**Work required**
Lines containing "epoca" are to be counted. Give the number and nothing more.

[Stored data]
-*-

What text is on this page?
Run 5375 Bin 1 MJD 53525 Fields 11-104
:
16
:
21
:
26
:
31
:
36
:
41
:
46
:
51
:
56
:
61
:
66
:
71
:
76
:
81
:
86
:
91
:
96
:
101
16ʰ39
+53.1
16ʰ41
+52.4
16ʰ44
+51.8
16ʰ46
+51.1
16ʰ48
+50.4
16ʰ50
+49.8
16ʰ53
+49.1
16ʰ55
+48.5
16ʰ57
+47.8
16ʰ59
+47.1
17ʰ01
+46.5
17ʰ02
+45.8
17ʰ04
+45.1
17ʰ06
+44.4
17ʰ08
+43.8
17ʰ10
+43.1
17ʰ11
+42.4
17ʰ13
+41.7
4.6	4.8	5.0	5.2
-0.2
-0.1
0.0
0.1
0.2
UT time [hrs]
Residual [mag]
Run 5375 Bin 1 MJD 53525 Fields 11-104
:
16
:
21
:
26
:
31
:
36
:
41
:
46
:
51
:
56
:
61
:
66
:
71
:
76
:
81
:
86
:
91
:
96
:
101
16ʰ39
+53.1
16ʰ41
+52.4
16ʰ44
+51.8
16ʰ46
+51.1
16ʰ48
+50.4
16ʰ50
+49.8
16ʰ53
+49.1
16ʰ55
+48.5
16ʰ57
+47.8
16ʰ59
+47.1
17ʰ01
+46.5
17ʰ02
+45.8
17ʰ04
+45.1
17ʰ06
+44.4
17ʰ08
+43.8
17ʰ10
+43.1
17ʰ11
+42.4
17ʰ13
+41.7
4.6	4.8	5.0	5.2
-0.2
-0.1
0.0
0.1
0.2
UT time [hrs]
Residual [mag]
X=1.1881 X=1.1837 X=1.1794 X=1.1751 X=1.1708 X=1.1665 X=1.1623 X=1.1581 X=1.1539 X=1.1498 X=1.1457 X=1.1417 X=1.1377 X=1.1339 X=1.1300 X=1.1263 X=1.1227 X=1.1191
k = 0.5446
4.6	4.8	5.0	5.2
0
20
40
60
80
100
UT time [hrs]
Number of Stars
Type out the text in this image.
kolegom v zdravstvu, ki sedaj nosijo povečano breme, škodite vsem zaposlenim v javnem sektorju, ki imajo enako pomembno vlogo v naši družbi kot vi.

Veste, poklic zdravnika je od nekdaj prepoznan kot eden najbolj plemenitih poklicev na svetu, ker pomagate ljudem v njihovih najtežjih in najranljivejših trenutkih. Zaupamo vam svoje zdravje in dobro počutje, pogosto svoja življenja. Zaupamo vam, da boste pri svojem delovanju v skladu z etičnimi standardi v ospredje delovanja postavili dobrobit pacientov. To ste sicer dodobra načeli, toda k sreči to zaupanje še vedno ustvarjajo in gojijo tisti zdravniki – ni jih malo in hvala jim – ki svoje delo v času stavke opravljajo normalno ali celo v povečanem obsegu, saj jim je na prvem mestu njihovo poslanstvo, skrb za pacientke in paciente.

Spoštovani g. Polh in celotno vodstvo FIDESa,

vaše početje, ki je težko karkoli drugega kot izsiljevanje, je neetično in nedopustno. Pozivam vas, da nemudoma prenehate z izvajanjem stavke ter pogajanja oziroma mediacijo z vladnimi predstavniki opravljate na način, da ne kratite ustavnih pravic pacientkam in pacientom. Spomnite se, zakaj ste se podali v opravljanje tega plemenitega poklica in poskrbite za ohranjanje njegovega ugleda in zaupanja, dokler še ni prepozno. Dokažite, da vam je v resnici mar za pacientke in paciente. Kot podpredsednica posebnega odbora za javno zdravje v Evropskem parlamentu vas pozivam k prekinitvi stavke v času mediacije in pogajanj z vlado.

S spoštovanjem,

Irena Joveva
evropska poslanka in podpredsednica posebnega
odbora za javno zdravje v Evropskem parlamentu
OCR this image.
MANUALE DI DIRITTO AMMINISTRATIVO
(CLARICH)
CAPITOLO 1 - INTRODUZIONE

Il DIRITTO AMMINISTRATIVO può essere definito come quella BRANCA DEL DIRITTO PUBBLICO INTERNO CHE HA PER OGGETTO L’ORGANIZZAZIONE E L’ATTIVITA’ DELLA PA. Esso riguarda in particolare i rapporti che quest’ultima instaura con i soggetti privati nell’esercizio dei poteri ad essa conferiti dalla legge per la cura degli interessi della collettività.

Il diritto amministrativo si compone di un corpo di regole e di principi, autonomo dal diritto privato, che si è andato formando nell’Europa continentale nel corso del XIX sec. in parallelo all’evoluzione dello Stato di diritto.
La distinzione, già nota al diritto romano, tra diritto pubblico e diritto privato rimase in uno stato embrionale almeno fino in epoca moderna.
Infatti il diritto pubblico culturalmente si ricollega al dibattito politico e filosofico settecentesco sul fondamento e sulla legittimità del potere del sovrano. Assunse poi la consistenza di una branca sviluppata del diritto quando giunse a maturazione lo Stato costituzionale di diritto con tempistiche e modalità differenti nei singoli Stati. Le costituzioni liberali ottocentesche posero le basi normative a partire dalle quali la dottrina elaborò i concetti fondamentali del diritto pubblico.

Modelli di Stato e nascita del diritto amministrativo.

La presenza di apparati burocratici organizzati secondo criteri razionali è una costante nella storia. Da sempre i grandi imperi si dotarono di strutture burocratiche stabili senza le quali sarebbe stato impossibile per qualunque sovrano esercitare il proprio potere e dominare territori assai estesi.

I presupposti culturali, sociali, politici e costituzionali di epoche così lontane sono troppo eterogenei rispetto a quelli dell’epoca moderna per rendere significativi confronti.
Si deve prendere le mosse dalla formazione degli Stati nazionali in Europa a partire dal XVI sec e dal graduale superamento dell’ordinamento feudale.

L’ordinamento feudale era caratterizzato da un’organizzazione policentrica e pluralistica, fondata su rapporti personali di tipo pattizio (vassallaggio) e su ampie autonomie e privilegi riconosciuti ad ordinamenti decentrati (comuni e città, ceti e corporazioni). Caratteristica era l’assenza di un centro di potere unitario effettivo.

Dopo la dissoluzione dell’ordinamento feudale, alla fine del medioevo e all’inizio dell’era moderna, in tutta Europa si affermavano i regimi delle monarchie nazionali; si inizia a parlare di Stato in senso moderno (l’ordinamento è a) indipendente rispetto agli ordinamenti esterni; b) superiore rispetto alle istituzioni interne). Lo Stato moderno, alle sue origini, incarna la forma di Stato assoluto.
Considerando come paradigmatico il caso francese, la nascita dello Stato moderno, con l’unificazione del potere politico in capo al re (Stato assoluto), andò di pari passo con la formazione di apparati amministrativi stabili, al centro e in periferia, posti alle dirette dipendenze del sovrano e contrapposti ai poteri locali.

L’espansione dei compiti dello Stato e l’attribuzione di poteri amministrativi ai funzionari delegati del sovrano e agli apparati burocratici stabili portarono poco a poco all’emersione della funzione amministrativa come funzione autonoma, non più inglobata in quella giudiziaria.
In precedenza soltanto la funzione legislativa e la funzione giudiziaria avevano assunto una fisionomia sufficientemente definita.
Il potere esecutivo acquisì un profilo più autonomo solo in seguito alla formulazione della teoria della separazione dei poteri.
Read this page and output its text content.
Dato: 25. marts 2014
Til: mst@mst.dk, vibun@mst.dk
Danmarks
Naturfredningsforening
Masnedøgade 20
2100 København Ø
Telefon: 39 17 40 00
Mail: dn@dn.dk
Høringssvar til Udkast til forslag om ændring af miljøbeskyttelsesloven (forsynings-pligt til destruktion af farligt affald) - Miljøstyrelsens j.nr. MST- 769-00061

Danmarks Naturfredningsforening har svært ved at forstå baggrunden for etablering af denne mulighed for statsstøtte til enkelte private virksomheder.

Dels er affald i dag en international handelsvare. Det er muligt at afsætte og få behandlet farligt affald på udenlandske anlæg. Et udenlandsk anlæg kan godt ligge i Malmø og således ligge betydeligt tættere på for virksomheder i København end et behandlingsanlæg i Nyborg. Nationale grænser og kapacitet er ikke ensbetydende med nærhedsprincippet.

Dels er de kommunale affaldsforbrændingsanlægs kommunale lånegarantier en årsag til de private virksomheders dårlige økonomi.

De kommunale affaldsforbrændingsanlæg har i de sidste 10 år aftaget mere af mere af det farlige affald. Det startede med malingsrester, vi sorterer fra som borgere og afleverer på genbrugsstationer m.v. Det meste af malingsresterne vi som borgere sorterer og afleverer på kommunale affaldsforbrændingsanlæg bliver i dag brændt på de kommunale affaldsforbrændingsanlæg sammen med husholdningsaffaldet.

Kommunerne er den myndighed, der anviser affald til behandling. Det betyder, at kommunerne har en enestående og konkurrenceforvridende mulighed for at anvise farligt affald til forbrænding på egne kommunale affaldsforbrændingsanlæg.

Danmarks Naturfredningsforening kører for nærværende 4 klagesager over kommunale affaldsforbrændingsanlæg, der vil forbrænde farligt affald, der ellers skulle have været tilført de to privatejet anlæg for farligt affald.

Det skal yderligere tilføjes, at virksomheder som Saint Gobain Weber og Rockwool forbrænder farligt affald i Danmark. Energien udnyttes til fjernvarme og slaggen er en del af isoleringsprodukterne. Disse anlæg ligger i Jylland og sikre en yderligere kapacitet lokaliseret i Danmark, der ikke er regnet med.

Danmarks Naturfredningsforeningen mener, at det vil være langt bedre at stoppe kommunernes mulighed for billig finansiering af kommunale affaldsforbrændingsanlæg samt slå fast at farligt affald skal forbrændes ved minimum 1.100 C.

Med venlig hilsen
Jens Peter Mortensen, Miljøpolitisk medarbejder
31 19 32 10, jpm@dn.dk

-*-

**Written solution**
2